Edit the records below, changing every "headline-line" to "headline-text-line" and leaving everything else unchanged.
--
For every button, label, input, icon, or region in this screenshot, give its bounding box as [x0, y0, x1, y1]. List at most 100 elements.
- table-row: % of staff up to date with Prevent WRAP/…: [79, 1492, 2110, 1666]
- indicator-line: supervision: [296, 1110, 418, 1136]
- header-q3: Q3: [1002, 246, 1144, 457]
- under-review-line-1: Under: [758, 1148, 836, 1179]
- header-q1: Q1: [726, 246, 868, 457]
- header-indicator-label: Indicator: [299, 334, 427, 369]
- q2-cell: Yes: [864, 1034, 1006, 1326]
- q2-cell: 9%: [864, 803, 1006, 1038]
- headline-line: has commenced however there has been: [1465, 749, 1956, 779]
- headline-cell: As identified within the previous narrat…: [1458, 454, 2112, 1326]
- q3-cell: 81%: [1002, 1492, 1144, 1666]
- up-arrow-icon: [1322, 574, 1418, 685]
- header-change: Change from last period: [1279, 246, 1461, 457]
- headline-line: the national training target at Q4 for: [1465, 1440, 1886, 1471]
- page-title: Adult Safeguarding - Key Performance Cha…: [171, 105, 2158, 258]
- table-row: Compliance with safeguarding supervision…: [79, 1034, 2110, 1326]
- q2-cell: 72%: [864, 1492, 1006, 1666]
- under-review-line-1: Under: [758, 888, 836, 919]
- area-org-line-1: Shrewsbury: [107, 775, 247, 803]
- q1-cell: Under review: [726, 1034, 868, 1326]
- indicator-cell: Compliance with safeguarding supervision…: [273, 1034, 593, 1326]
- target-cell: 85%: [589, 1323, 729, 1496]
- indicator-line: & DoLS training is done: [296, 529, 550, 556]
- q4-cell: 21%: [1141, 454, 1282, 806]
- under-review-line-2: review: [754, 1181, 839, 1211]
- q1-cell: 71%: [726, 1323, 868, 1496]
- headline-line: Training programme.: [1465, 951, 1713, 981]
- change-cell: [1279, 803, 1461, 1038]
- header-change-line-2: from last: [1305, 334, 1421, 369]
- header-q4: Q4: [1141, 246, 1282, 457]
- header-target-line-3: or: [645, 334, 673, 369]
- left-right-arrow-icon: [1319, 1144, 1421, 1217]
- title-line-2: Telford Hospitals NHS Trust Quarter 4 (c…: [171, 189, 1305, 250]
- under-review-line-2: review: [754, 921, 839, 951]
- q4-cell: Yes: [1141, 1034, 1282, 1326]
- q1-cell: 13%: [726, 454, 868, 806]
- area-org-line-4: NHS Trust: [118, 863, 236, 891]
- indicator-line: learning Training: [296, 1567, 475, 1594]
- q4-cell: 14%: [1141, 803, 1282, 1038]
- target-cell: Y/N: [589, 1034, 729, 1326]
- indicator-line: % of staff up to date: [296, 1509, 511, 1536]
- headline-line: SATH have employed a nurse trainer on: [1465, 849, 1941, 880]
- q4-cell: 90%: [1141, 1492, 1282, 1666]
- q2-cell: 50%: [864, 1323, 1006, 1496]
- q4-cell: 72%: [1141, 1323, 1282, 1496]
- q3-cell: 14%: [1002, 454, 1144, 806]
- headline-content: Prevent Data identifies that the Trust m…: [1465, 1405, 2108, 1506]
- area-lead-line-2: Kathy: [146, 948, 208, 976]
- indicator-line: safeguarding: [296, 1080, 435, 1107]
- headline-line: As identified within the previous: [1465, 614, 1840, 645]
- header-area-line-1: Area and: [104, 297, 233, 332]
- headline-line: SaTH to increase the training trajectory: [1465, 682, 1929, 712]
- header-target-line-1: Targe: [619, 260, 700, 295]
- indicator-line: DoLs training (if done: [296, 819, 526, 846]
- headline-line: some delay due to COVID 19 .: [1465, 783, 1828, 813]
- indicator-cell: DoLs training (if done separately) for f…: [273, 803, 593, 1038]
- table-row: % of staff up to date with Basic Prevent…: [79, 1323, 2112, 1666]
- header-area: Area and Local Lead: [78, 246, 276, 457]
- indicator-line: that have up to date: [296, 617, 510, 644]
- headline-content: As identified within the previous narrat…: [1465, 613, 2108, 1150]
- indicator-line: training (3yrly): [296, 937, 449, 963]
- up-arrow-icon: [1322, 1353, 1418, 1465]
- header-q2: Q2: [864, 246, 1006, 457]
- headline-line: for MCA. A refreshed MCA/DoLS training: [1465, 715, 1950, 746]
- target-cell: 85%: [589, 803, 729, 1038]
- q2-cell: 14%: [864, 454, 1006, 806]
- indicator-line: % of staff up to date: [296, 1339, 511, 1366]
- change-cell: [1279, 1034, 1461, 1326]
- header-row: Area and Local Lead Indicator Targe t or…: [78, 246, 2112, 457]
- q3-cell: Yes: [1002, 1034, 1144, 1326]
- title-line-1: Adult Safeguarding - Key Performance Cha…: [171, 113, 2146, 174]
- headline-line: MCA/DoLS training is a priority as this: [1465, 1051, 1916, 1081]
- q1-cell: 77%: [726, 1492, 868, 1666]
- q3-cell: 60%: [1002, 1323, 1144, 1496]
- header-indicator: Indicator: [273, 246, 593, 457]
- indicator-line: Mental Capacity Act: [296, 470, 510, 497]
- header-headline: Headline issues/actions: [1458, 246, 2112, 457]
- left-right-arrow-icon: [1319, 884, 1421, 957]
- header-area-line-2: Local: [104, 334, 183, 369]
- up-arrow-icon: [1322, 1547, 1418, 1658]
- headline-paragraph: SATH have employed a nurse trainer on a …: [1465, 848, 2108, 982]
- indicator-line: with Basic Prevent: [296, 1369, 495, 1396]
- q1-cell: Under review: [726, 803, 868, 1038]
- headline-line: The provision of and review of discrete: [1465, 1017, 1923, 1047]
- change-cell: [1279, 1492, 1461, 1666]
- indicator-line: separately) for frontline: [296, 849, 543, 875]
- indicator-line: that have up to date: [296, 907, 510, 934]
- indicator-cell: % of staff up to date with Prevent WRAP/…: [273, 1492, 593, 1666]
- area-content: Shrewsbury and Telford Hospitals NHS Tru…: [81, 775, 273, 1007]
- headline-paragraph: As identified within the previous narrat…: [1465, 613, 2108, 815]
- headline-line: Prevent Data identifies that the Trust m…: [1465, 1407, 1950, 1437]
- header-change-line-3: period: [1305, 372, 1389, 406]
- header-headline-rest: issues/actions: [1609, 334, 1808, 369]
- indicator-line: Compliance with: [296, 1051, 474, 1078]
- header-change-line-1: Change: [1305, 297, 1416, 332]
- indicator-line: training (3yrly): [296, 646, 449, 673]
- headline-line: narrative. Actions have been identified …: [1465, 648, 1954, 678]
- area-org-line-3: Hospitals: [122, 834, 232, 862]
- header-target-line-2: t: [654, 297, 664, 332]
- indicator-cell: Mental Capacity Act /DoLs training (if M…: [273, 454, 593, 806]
--
» RESPONSE TO THE EXERCISE:
For every button, label, input, icon, or region in this screenshot, give its bounding box as [x0, y0, x1, y1]. List at most 100 elements.
- table-row: % of staff up to date with Prevent WRAP/…: [79, 1492, 2110, 1666]
- indicator-line: supervision: [296, 1110, 418, 1136]
- header-q3: Q3: [1002, 246, 1144, 457]
- under-review-line-1: Under: [758, 1148, 836, 1179]
- header-q1: Q1: [726, 246, 868, 457]
- header-indicator-label: Indicator: [299, 334, 427, 369]
- q2-cell: Yes: [864, 1034, 1006, 1326]
- q2-cell: 9%: [864, 803, 1006, 1038]
- headline-text-line: has commenced however there has been: [1465, 749, 1956, 779]
- headline-cell: As identified within the previous narrat…: [1458, 454, 2112, 1326]
- q3-cell: 81%: [1002, 1492, 1144, 1666]
- up-arrow-icon: [1322, 574, 1418, 685]
- header-change: Change from last period: [1279, 246, 1461, 457]
- headline-text-line: the national training target at Q4 for: [1465, 1440, 1886, 1471]
- page-title: Adult Safeguarding - Key Performance Cha…: [171, 105, 2158, 258]
- table-row: Compliance with safeguarding supervision…: [79, 1034, 2110, 1326]
- q2-cell: 72%: [864, 1492, 1006, 1666]
- under-review-line-1: Under: [758, 888, 836, 919]
- area-org-line-1: Shrewsbury: [107, 775, 247, 803]
- q1-cell: Under review: [726, 1034, 868, 1326]
- indicator-cell: Compliance with safeguarding supervision…: [273, 1034, 593, 1326]
- target-cell: 85%: [589, 1323, 729, 1496]
- indicator-line: & DoLS training is done: [296, 529, 550, 556]
- q4-cell: 21%: [1141, 454, 1282, 806]
- under-review-line-2: review: [754, 1181, 839, 1211]
- q1-cell: 71%: [726, 1323, 868, 1496]
- headline-text-line: Training programme.: [1465, 951, 1713, 981]
- change-cell: [1279, 803, 1461, 1038]
- header-change-line-2: from last: [1305, 334, 1421, 369]
- header-q4: Q4: [1141, 246, 1282, 457]
- header-target-line-3: or: [645, 334, 673, 369]
- left-right-arrow-icon: [1319, 1144, 1421, 1217]
- title-line-2: Telford Hospitals NHS Trust Quarter 4 (c…: [171, 189, 1305, 250]
- under-review-line-2: review: [754, 921, 839, 951]
- q4-cell: Yes: [1141, 1034, 1282, 1326]
- q1-cell: 13%: [726, 454, 868, 806]
- area-org-line-4: NHS Trust: [118, 863, 236, 891]
- indicator-line: learning Training: [296, 1567, 475, 1594]
- q4-cell: 14%: [1141, 803, 1282, 1038]
- target-cell: Y/N: [589, 1034, 729, 1326]
- indicator-line: % of staff up to date: [296, 1509, 511, 1536]
- headline-text-line: SATH have employed a nurse trainer on: [1465, 849, 1941, 880]
- q4-cell: 90%: [1141, 1492, 1282, 1666]
- q2-cell: 50%: [864, 1323, 1006, 1496]
- q4-cell: 72%: [1141, 1323, 1282, 1496]
- q3-cell: 14%: [1002, 454, 1144, 806]
- headline-content: Prevent Data identifies that the Trust m…: [1465, 1405, 2108, 1506]
- area-lead-line-2: Kathy: [146, 948, 208, 976]
- indicator-line: safeguarding: [296, 1080, 435, 1107]
- headline-text-line: As identified within the previous: [1465, 614, 1840, 645]
- header-area-line-1: Area and: [104, 297, 233, 332]
- headline-text-line: SaTH to increase the training trajectory: [1465, 682, 1929, 712]
- header-target-line-1: Targe: [619, 260, 700, 295]
- indicator-line: DoLs training (if done: [296, 819, 526, 846]
- headline-text-line: some delay due to COVID 19 .: [1465, 783, 1828, 813]
- indicator-cell: DoLs training (if done separately) for f…: [273, 803, 593, 1038]
- table-row: % of staff up to date with Basic Prevent…: [79, 1323, 2112, 1666]
- header-area: Area and Local Lead: [78, 246, 276, 457]
- indicator-line: that have up to date: [296, 617, 510, 644]
- headline-content: As identified within the previous narrat…: [1465, 613, 2108, 1150]
- indicator-line: training (3yrly): [296, 937, 449, 963]
- up-arrow-icon: [1322, 1353, 1418, 1465]
- header-q2: Q2: [864, 246, 1006, 457]
- headline-text-line: for MCA. A refreshed MCA/DoLS training: [1465, 715, 1950, 746]
- target-cell: 85%: [589, 803, 729, 1038]
- q2-cell: 14%: [864, 454, 1006, 806]
- indicator-line: % of staff up to date: [296, 1339, 511, 1366]
- change-cell: [1279, 1034, 1461, 1326]
- header-row: Area and Local Lead Indicator Targe t or…: [78, 246, 2112, 457]
- q3-cell: Yes: [1002, 1034, 1144, 1326]
- title-line-1: Adult Safeguarding - Key Performance Cha…: [171, 113, 2146, 174]
- headline-text-line: MCA/DoLS training is a priority as this: [1465, 1051, 1916, 1081]
- q1-cell: 77%: [726, 1492, 868, 1666]
- q3-cell: 60%: [1002, 1323, 1144, 1496]
- header-indicator: Indicator: [273, 246, 593, 457]
- indicator-line: Mental Capacity Act: [296, 470, 510, 497]
- header-headline: Headline issues/actions: [1458, 246, 2112, 457]
- left-right-arrow-icon: [1319, 884, 1421, 957]
- header-area-line-2: Local: [104, 334, 183, 369]
- up-arrow-icon: [1322, 1547, 1418, 1658]
- headline-paragraph: SATH have employed a nurse trainer on a …: [1465, 848, 2108, 982]
- indicator-line: with Basic Prevent: [296, 1369, 495, 1396]
- q1-cell: Under review: [726, 803, 868, 1038]
- headline-text-line: The provision of and review of discrete: [1465, 1017, 1923, 1047]
- change-cell: [1279, 1492, 1461, 1666]
- indicator-line: separately) for frontline: [296, 849, 543, 875]
- indicator-line: that have up to date: [296, 907, 510, 934]
- indicator-cell: % of staff up to date with Prevent WRAP/…: [273, 1492, 593, 1666]
- area-content: Shrewsbury and Telford Hospitals NHS Tru…: [81, 775, 273, 1007]
- headline-paragraph: As identified within the previous narrat…: [1465, 613, 2108, 815]
- headline-text-line: Prevent Data identifies that the Trust m…: [1465, 1407, 1950, 1437]
- header-change-line-3: period: [1305, 372, 1389, 406]
- header-headline-rest: issues/actions: [1609, 334, 1808, 369]
- indicator-line: Compliance with: [296, 1051, 474, 1078]
- header-change-line-1: Change: [1305, 297, 1416, 332]
- indicator-line: training (3yrly): [296, 646, 449, 673]
- headline-text-line: narrative. Actions have been identified …: [1465, 648, 1954, 678]
- area-org-line-3: Hospitals: [122, 834, 232, 862]
- header-target-line-2: t: [654, 297, 664, 332]
- indicator-cell: Mental Capacity Act /DoLs training (if M…: [273, 454, 593, 806]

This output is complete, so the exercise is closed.